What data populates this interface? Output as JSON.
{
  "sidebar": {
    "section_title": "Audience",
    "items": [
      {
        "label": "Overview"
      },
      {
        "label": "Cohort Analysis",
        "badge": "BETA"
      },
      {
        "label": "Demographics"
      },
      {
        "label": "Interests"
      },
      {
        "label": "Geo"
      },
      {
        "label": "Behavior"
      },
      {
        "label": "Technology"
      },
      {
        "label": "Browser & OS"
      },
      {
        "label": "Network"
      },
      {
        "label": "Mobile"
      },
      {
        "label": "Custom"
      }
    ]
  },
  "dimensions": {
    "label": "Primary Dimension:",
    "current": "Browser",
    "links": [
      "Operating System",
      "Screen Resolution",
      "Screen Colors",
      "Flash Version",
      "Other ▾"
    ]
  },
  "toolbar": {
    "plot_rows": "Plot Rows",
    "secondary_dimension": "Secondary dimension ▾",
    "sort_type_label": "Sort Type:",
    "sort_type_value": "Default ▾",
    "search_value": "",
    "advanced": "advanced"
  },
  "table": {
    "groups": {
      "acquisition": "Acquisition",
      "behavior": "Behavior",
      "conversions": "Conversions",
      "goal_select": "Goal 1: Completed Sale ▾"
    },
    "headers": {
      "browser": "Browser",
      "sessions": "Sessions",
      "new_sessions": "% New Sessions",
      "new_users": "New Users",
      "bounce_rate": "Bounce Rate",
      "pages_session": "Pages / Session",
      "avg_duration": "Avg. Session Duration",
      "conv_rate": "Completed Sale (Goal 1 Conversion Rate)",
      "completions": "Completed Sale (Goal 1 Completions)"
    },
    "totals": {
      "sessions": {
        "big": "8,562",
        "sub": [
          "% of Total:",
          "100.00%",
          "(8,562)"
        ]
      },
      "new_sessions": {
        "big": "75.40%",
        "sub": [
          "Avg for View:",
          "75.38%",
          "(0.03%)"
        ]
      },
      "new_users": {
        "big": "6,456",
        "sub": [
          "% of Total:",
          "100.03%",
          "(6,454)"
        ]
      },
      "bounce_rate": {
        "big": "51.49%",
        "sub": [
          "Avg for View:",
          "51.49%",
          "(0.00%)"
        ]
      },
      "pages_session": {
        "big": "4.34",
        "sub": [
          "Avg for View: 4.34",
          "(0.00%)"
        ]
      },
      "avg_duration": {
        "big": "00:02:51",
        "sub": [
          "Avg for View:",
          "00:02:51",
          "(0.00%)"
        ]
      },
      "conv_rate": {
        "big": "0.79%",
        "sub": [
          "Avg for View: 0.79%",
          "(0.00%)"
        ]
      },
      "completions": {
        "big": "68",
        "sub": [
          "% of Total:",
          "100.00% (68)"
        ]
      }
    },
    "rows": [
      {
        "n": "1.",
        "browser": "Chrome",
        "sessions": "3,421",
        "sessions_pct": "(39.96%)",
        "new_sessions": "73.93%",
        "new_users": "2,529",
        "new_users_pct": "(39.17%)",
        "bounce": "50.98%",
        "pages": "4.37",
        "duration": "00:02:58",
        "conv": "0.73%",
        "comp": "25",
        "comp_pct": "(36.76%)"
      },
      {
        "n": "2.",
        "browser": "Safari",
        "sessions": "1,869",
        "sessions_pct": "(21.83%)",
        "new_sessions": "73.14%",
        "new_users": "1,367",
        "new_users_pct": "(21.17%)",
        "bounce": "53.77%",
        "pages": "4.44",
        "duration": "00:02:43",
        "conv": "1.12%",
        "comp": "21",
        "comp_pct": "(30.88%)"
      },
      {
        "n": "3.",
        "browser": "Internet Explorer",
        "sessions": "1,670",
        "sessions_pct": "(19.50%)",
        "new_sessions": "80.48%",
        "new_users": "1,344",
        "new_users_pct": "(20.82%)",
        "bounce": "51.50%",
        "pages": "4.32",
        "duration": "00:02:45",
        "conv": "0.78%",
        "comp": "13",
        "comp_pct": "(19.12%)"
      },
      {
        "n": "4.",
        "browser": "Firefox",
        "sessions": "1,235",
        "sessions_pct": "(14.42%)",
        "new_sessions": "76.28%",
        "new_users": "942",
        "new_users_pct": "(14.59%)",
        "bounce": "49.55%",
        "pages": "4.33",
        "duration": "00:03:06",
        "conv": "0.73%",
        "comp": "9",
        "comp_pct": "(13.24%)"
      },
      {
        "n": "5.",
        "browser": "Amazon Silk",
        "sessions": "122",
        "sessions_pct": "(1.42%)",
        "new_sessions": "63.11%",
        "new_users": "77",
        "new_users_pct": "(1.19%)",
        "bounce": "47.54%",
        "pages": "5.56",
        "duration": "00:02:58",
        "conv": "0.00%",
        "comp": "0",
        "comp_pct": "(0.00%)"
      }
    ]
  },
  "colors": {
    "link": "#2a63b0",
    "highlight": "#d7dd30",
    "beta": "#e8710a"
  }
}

Aim of the exercise: Retype the records that precede this task, keeping them exactly the same.

Correct response:
What data populates this interface? Output as JSON.
{
  "sidebar": {
    "section_title": "Audience",
    "items": [
      {
        "label": "Overview"
      },
      {
        "label": "Cohort Analysis",
        "badge": "BETA"
      },
      {
        "label": "Demographics"
      },
      {
        "label": "Interests"
      },
      {
        "label": "Geo"
      },
      {
        "label": "Behavior"
      },
      {
        "label": "Technology"
      },
      {
        "label": "Browser & OS"
      },
      {
        "label": "Network"
      },
      {
        "label": "Mobile"
      },
      {
        "label": "Custom"
      }
    ]
  },
  "dimensions": {
    "label": "Primary Dimension:",
    "current": "Browser",
    "links": [
      "Operating System",
      "Screen Resolution",
      "Screen Colors",
      "Flash Version",
      "Other ▾"
    ]
  },
  "toolbar": {
    "plot_rows": "Plot Rows",
    "secondary_dimension": "Secondary dimension ▾",
    "sort_type_label": "Sort Type:",
    "sort_type_value": "Default ▾",
    "search_value": "",
    "advanced": "advanced"
  },
  "table": {
    "groups": {
      "acquisition": "Acquisition",
      "behavior": "Behavior",
      "conversions": "Conversions",
      "goal_select": "Goal 1: Completed Sale ▾"
    },
    "headers": {
      "browser": "Browser",
      "sessions": "Sessions",
      "new_sessions": "% New Sessions",
      "new_users": "New Users",
      "bounce_rate": "Bounce Rate",
      "pages_session": "Pages / Session",
      "avg_duration": "Avg. Session Duration",
      "conv_rate": "Completed Sale (Goal 1 Conversion Rate)",
      "completions": "Completed Sale (Goal 1 Completions)"
    },
    "totals": {
      "sessions": {
        "big": "8,562",
        "sub": [
          "% of Total:",
          "100.00%",
          "(8,562)"
        ]
      },
      "new_sessions": {
        "big": "75.40%",
        "sub": [
          "Avg for View:",
          "75.38%",
          "(0.03%)"
        ]
      },
      "new_users": {
        "big": "6,456",
        "sub": [
          "% of Total:",
          "100.03%",
          "(6,454)"
        ]
      },
      "bounce_rate": {
        "big": "51.49%",
        "sub": [
          "Avg for View:",
          "51.49%",
          "(0.00%)"
        ]
      },
      "pages_session": {
        "big": "4.34",
        "sub": [
          "Avg for View: 4.34",
          "(0.00%)"
        ]
      },
      "avg_duration": {
        "big": "00:02:51",
        "sub": [
          "Avg for View:",
          "00:02:51",
          "(0.00%)"
        ]
      },
      "conv_rate": {
        "big": "0.79%",
        "sub": [
          "Avg for View: 0.79%",
          "(0.00%)"
        ]
      },
      "completions": {
        "big": "68",
        "sub": [
          "% of Total:",
          "100.00% (68)"
        ]
      }
    },
    "rows": [
      {
        "n": "1.",
        "browser": "Chrome",
        "sessions": "3,421",
        "sessions_pct": "(39.96%)",
        "new_sessions": "73.93%",
        "new_users": "2,529",
        "new_users_pct": "(39.17%)",
        "bounce": "50.98%",
        "pages": "4.37",
        "duration": "00:02:58",
        "conv": "0.73%",
        "comp": "25",
        "comp_pct": "(36.76%)"
      },
      {
        "n": "2.",
        "browser": "Safari",
        "sessions": "1,869",
        "sessions_pct": "(21.83%)",
        "new_sessions": "73.14%",
        "new_users": "1,367",
        "new_users_pct": "(21.17%)",
        "bounce": "53.77%",
        "pages": "4.44",
        "duration": "00:02:43",
        "conv": "1.12%",
        "comp": "21",
        "comp_pct": "(30.88%)"
      },
      {
        "n": "3.",
        "browser": "Internet Explorer",
        "sessions": "1,670",
        "sessions_pct": "(19.50%)",
        "new_sessions": "80.48%",
        "new_users": "1,344",
        "new_users_pct": "(20.82%)",
        "bounce": "51.50%",
        "pages": "4.32",
        "duration": "00:02:45",
        "conv": "0.78%",
        "comp": "13",
        "comp_pct": "(19.12%)"
      },
      {
        "n": "4.",
        "browser": "Firefox",
        "sessions": "1,235",
        "sessions_pct": "(14.42%)",
        "new_sessions": "76.28%",
        "new_users": "942",
        "new_users_pct": "(14.59%)",
        "bounce": "49.55%",
        "pages": "4.33",
        "duration": "00:03:06",
        "conv": "0.73%",
        "comp": "9",
        "comp_pct": "(13.24%)"
      },
      {
        "n": "5.",
        "browser": "Amazon Silk",
        "sessions": "122",
        "sessions_pct": "(1.42%)",
        "new_sessions": "63.11%",
        "new_users": "77",
        "new_users_pct": "(1.19%)",
        "bounce": "47.54%",
        "pages": "5.56",
        "duration": "00:02:58",
        "conv": "0.00%",
        "comp": "0",
        "comp_pct": "(0.00%)"
      }
    ]
  },
  "colors": {
    "link": "#2a63b0",
    "highlight": "#d7dd30",
    "beta": "#e8710a"
  }
}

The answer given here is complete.